• **Task description**
Look for "name" in the listing below. Gather each line that contains it.

• **Data lines**
==============================

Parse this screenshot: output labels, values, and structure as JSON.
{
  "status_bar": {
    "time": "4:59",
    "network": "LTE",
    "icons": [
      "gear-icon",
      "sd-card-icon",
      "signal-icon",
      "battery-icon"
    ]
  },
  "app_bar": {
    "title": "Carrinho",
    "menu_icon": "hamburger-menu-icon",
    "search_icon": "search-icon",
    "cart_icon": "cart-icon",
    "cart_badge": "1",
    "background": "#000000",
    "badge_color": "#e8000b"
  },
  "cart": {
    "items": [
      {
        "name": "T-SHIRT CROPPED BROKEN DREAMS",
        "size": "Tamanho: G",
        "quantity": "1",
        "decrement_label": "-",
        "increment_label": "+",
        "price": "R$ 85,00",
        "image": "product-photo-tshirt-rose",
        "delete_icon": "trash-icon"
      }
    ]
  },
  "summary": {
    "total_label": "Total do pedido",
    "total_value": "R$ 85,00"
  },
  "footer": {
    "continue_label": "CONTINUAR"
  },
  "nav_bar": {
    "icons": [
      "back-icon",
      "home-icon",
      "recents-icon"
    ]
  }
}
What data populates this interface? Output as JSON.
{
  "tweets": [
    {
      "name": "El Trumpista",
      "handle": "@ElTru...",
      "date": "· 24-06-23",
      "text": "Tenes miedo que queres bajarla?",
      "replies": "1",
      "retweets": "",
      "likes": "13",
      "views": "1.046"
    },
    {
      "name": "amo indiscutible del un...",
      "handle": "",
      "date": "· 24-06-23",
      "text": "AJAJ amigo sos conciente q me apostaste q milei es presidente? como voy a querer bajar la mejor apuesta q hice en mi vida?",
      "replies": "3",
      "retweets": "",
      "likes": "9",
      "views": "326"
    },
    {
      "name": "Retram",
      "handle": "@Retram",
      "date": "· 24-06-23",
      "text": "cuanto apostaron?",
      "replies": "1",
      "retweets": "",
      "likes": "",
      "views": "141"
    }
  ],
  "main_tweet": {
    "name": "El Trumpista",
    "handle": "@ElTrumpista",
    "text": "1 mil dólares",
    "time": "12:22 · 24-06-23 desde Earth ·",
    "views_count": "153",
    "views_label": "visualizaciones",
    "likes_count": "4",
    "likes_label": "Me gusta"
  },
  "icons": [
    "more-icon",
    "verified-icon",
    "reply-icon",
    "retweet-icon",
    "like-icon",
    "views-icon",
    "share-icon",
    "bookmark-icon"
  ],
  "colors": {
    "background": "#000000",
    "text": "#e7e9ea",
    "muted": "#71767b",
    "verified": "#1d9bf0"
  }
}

==============================

• **Full output**
        "name": "T-SHIRT CROPPED BROKEN DREAMS",
      "name": "El Trumpista",
      "name": "amo indiscutible del un...",
      "name": "Retram",
    "name": "El Trumpista",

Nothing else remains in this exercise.